Which lines hold the string "time"? Copy every one of them.

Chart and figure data
========================================================================
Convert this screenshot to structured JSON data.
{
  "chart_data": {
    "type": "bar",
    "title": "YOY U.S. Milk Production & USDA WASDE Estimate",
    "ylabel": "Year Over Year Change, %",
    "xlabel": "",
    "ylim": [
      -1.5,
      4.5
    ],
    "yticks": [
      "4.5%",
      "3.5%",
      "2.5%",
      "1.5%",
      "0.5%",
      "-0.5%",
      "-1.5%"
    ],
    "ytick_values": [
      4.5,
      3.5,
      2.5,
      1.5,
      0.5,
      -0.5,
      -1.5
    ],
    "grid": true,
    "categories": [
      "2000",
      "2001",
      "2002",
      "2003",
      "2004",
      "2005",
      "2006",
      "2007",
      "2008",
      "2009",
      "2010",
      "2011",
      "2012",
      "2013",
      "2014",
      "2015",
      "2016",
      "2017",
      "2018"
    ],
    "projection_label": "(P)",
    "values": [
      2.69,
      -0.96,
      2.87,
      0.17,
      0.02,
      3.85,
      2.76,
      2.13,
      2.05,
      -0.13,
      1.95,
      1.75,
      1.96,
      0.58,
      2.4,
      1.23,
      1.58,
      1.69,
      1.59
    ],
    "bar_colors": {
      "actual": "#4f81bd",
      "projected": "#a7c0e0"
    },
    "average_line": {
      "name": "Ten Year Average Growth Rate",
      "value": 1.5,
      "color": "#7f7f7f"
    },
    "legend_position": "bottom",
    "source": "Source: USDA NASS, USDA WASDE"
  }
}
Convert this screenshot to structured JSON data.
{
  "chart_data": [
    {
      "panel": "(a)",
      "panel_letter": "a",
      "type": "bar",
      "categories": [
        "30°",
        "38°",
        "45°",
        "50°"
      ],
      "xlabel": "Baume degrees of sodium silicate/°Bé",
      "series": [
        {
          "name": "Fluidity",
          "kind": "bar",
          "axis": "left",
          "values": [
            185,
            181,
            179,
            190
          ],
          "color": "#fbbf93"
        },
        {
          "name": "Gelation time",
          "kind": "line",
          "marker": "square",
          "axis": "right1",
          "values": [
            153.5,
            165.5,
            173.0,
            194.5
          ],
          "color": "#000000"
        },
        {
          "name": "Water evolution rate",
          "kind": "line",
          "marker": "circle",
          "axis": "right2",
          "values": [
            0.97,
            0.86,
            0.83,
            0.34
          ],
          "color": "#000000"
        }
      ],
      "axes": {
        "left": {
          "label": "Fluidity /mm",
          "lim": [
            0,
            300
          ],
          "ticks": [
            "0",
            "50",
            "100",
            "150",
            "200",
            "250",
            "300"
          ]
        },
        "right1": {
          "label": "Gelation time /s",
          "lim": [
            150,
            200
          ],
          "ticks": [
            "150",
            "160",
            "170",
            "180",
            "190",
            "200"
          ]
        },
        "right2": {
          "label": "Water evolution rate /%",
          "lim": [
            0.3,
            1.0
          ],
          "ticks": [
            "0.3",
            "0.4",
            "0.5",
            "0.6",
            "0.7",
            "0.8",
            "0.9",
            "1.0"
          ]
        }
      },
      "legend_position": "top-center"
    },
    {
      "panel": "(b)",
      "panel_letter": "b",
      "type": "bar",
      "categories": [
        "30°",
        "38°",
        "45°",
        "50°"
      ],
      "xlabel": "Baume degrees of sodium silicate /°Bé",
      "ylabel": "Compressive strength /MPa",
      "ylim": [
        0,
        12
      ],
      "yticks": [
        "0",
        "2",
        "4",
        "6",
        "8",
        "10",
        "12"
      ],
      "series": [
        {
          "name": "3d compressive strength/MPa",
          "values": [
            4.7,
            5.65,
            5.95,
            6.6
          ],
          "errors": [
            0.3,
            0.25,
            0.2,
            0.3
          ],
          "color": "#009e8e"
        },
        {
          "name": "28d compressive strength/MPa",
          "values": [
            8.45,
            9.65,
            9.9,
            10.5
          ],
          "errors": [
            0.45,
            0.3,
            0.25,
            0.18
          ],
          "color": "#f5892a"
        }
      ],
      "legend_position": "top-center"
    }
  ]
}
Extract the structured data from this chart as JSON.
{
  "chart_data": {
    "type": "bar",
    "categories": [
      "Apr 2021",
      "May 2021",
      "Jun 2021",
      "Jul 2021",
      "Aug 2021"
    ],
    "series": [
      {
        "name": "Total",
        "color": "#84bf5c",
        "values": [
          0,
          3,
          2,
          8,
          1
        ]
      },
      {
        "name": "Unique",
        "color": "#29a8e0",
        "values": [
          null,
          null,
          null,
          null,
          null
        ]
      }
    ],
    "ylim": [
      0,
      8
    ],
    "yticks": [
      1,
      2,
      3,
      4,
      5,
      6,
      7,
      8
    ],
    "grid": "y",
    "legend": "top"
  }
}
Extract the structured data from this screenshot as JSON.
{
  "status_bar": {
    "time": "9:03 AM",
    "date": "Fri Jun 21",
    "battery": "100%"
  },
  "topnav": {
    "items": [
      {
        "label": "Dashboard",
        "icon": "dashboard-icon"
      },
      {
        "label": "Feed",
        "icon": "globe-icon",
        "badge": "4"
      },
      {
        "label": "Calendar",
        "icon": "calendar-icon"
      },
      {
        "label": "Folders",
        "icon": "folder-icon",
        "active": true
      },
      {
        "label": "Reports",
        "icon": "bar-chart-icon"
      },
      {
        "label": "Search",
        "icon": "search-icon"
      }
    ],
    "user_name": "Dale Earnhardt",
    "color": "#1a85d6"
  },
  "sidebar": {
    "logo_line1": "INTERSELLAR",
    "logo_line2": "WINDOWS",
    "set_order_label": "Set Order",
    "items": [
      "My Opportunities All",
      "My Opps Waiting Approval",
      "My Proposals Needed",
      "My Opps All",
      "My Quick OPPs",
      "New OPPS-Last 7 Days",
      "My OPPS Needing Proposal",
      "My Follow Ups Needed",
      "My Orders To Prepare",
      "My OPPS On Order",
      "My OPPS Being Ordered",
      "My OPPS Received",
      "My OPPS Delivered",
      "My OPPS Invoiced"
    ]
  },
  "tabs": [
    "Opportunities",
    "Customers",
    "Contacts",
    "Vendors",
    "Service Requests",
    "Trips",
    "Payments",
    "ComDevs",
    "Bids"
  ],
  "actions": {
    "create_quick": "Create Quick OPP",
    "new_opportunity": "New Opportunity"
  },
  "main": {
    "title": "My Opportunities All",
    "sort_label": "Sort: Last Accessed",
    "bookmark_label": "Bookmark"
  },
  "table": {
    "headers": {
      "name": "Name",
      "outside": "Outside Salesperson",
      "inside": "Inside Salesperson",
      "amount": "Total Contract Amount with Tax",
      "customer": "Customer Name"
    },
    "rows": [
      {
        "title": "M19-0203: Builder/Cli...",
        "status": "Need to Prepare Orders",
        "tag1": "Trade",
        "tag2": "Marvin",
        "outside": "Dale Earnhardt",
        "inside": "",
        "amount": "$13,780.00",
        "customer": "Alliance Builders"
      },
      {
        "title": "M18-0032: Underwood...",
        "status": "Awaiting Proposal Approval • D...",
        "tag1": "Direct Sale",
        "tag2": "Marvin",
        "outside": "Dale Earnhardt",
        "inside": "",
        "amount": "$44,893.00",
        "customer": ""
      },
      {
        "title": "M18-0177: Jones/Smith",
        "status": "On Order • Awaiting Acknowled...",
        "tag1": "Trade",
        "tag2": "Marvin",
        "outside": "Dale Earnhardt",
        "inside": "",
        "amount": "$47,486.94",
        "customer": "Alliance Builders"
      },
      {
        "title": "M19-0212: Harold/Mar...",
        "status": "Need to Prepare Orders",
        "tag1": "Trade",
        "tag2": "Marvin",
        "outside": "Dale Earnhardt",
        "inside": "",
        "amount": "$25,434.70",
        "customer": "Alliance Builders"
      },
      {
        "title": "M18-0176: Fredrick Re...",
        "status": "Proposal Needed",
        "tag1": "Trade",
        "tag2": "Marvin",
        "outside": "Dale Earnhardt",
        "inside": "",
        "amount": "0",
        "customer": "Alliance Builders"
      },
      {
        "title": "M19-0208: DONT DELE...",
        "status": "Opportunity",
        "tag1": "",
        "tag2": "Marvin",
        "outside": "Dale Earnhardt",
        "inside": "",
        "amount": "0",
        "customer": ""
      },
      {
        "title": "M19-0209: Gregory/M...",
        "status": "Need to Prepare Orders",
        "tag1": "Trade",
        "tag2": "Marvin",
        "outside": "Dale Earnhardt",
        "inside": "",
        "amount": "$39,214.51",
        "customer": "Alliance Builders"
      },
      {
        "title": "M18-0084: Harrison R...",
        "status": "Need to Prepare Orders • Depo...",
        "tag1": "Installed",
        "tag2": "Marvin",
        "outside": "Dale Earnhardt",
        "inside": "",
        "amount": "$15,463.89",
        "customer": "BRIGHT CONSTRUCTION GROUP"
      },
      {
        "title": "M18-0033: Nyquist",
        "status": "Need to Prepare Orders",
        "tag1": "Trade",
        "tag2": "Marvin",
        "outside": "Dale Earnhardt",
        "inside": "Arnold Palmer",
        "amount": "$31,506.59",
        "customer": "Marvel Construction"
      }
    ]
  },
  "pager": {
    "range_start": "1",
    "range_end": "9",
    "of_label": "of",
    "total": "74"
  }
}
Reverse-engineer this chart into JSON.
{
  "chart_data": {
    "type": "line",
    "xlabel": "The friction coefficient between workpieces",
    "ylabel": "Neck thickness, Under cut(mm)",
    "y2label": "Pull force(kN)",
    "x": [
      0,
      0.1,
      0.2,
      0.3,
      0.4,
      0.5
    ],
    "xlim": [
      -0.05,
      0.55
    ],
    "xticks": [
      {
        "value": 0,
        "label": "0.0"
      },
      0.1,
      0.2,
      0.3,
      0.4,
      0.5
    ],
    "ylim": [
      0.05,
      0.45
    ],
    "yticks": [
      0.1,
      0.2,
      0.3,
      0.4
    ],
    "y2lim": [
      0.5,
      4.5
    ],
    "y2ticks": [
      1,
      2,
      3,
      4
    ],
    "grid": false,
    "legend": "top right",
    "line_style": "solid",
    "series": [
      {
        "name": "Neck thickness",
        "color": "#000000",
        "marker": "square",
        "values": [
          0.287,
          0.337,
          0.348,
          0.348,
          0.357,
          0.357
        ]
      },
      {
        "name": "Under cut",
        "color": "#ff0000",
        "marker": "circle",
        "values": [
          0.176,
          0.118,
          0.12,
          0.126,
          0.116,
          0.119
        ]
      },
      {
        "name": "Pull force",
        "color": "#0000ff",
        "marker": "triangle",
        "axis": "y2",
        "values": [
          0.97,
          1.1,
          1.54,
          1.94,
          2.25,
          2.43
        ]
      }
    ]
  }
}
========================================================================
Response to the exercise =>
          "name": "Gelation time",
          "label": "Gelation time /s",
    "time": "9:03 AM",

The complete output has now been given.